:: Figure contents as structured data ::
##########

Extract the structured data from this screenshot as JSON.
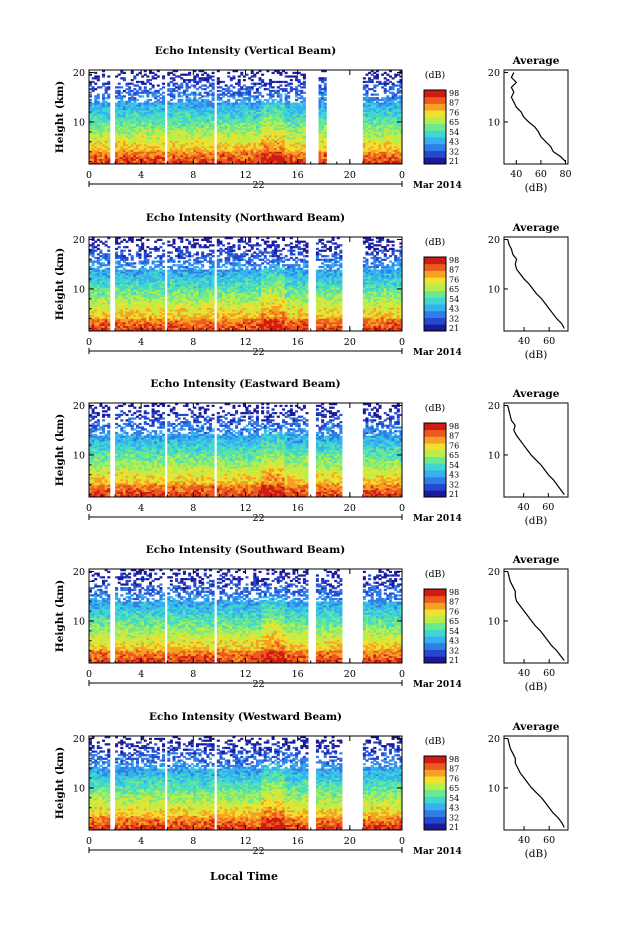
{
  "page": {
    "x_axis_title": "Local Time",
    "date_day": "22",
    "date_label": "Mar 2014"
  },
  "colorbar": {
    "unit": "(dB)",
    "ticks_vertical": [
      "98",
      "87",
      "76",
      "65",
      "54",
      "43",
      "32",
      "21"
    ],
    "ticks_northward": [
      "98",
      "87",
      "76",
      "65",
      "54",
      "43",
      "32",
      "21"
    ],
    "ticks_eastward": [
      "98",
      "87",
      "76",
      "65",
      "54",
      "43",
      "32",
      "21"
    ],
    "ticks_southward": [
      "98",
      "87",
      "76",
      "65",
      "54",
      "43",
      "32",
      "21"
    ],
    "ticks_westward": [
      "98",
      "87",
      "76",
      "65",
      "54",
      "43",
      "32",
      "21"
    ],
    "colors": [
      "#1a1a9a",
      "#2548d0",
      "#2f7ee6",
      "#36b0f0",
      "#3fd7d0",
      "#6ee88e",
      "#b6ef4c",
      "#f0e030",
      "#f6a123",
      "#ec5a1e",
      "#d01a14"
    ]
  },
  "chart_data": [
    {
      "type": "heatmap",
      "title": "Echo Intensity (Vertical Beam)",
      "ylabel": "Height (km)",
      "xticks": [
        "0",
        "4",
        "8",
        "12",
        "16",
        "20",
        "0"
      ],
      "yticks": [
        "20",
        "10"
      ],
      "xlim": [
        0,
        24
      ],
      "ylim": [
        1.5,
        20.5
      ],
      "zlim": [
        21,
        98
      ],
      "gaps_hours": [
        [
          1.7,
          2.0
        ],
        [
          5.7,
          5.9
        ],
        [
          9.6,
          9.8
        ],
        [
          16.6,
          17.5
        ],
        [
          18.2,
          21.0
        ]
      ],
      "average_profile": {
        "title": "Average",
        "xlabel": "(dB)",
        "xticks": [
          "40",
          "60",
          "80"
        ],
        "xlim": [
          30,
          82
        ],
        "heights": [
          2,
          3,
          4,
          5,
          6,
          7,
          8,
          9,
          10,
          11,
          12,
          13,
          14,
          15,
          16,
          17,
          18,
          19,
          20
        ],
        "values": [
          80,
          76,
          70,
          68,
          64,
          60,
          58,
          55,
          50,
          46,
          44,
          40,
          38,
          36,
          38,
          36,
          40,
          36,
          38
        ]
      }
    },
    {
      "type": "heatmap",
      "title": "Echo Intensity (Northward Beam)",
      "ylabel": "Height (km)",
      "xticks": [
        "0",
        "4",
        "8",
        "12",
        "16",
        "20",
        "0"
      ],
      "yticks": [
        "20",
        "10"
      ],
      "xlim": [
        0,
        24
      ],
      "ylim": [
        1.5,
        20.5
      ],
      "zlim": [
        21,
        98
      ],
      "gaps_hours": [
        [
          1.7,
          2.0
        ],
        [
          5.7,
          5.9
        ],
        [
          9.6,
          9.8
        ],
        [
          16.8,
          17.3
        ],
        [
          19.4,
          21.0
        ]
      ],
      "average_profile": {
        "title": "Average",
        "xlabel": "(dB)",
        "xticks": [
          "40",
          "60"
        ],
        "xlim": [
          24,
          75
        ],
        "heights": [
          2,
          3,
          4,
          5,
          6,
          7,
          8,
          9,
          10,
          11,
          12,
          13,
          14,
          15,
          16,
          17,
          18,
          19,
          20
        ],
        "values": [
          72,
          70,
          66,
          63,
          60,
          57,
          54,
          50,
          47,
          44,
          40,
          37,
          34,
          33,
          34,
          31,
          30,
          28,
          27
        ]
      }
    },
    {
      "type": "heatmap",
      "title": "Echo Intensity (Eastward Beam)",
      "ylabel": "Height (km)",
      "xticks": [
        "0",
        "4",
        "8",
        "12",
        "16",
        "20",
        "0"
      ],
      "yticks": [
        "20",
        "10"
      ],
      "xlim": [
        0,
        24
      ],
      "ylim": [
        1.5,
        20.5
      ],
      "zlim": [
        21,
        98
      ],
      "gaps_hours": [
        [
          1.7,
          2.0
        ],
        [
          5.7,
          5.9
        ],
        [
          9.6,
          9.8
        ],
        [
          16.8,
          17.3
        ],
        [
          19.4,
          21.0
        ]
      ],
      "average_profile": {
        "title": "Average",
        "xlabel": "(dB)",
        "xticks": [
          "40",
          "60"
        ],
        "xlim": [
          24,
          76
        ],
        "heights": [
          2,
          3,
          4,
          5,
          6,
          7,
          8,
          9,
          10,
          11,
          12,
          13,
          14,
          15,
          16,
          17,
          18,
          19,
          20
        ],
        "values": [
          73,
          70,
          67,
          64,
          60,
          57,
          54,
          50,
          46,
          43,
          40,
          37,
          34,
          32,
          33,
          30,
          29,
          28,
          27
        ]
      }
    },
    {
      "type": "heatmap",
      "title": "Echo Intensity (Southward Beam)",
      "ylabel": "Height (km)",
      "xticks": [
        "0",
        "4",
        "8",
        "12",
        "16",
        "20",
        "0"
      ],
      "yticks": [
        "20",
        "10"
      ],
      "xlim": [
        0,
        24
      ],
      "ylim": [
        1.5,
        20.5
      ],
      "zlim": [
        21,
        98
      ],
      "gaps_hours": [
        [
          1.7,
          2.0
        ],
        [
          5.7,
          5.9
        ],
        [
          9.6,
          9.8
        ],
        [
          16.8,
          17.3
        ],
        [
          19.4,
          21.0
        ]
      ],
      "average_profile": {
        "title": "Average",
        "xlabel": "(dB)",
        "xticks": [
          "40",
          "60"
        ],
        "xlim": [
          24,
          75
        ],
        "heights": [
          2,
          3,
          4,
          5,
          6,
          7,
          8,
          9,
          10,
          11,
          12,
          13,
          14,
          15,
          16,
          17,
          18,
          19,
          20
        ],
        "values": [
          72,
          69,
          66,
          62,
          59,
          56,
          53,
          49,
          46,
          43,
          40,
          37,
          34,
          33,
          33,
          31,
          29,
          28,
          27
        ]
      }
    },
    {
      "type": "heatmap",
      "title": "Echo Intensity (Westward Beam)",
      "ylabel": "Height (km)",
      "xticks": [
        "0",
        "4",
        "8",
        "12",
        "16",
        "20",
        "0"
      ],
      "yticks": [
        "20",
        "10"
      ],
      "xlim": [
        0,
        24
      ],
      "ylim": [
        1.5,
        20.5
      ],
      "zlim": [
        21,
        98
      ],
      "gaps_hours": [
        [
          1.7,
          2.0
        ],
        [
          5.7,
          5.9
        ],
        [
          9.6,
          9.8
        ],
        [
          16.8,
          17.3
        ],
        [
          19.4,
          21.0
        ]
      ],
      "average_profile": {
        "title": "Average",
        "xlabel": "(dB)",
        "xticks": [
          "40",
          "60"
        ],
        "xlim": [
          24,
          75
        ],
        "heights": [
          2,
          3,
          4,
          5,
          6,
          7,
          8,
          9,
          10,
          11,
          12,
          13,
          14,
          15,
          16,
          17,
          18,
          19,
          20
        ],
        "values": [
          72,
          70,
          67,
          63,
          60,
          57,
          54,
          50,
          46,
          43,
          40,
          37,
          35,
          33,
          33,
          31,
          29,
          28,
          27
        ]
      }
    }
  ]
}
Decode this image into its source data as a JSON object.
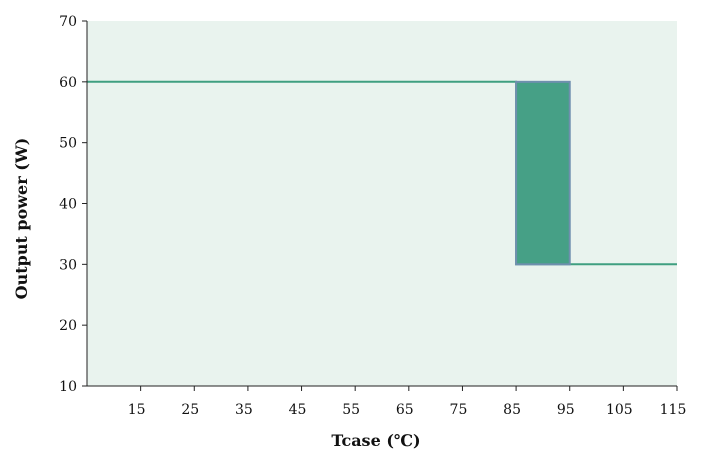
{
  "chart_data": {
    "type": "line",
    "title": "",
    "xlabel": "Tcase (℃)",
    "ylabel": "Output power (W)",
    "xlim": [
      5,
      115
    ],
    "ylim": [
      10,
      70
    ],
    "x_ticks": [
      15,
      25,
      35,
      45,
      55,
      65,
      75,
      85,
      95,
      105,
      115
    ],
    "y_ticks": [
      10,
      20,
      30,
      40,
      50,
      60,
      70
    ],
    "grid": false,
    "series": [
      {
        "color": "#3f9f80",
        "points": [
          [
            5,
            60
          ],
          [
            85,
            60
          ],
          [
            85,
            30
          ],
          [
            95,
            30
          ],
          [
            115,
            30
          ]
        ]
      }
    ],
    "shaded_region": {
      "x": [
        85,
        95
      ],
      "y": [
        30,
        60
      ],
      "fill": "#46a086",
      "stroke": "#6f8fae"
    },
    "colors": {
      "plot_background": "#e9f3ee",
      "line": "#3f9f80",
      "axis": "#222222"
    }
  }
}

##########

:: WHAT THE TASK REQUIRES ::
Identify each line in the records above containing the word "Echo"; copy those lines.

:: TASK RESPONSE ::
      "title": "Echo Intensity (Vertical Beam)",
      "title": "Echo Intensity (Northward Beam)",
      "title": "Echo Intensity (Eastward Beam)",
      "title": "Echo Intensity (Southward Beam)",
      "title": "Echo Intensity (Westward Beam)",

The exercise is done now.